Management analyzes commercial and commercial real estate loans on an individual basis and classifies a loan as impaired when an analysis of the borrower’s operating results and financial condition indicates that underlying cash flows are not adequate to meet its debt service requirements. Often this is associated with a delay or shortfall in payments of 90 days or more. Smaller-balance homogeneous loans are evaluated for impairment in total. Such loans include residential first mortgage loans secured by one- to four-family residences, residential construction loans and consumer automobile, boat, home equity and credit card loans. In addition, loans held for sale and leases are excluded from consideration as impaired. Loans are generally moved to nonaccrual status when 90 days or more past due. These loans are also often considered impaired. Impaired loans, or portions thereof, are charged-off when deemed uncollectible.
Noninterest Income
Noninterest income totaled $5,663 in 2000 compared to $5,529 in 1999. Income from the data processing and computer services division totaled $1,124 for 2000, a 7.6% decrease from 1999 income of $1,216. The loss in revenue is related to the sale of SCC Resources’ data processing contracts to Jack Henry & Associates, Inc. (JHA). As the banks serviced by SCC Resources converted processing to JHA, the revenue stream associated with their data processing ended. SCC Resources still provides item-processing services for 10 financial institutions plus the three subsidiary banks.

══════════

→ COMPLETE THE FOLLOWING
1. Check each statement against the passage about loans and noninterest income above. For each one, say yes or no and quote the words from the passage that decide it.
(a) Credit card loans are evaluated for impairment one by one.
(b) Noninterest income was higher in 2000 than in 1999.
(c) SCC Resources no longer provides any item-processing services.
2. In the passage about loans and noninterest income, which company bought SCC Resources' data processing contracts?
3. Continue the passage about loans and noninterest income from its final sentence.

→ GIVEN MATERIAL
══════════

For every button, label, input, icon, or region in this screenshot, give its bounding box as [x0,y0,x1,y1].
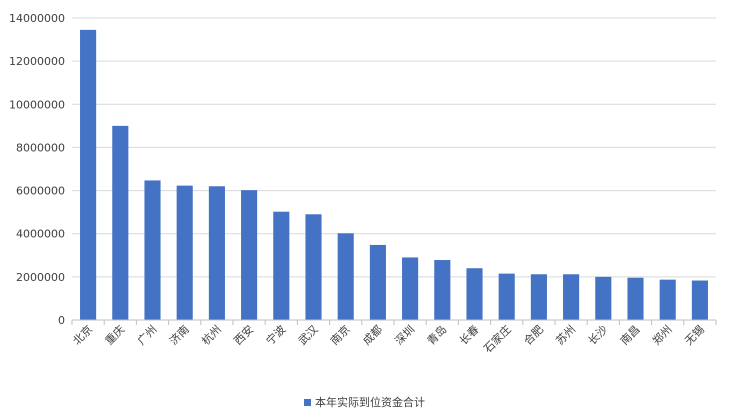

══════════

→ ANSWERS BY TASK
1.
(a) No: "Smaller-balance homogeneous loans are evaluated for impairment in total. Such loans include residential first mortgage loans secured by one- to four-family residences, residential construction loans and consumer automobile, boat, home equity and credit card loans."
(b) Yes: "Noninterest income totaled $5,663 in 2000 compared to $5,529 in 1999."
(c) No: "SCC Resources still provides item-processing services for 10 financial institutions plus the three subsidiary banks."

2. Jack Henry & Associates, Inc. (JHA).

3.
Service charges on deposit accounts totaled $1,776 in 2000, an increase of $723, or 68.7% over 1999 income of $1,053. Additional services and account features have been introduced to generate increased noninterest income from the deposit accounts of the Banks. In addition, the Banks began to review service charges on all products and services to ensure reasonable compensation for the services provided. Some of the fee changes were in place by the end of 1999, with the remaining changes completed by the first quarter of 2000.
During 2000, the Corporation recognized losses from calls of securities of $44 and gains of $1,124 from the sales of securities available for sale, of which the majority was from the sales of equity securities at Farmers. The Corporation decided to take advantage of significant increases in the market values and sell a portion of the portfolio. At December 31, 2000 the fair market value of Farmers’ equity portfolio totaled $1,615 with an amortized cost of $596.
Other noninterest income totaled $1,714 in 2000 compared to $1,461 in 1999. Increases in other noninterest income are a result of additional products and services introduced to generate noninterest income including brokerage and insurance commissions.
Noninterest Expense
Noninterest expense totaled $15,466 in 2000, an increase of $695, or 4.7% over 1999. The following discussion highlights the significant items that resulted in increases or decreases in the components of noninterest expense.
8
Salaries, wages and benefits totaled $7,110 in 2000 compared to $6,908 in 1999 for an increase of $202. The two primary reasons for the change in salaries and benefits lie with Mr. Money and Farmers. Mr. Money, a new consumer finance company in 2000, increased salaries and benefits by $362 while Farmers salaries and benefits decreased $137. Farmers salary decreased as a result of reduced staffing needs.
Net occupancy expense totaled $847 in 2000 compared to $754 in 1999. Equipment expense totaled $1,104 in 2000 compared to $865 in 1999. Increases were due to the addition of Mr. Money and improved technology to enhance customer service.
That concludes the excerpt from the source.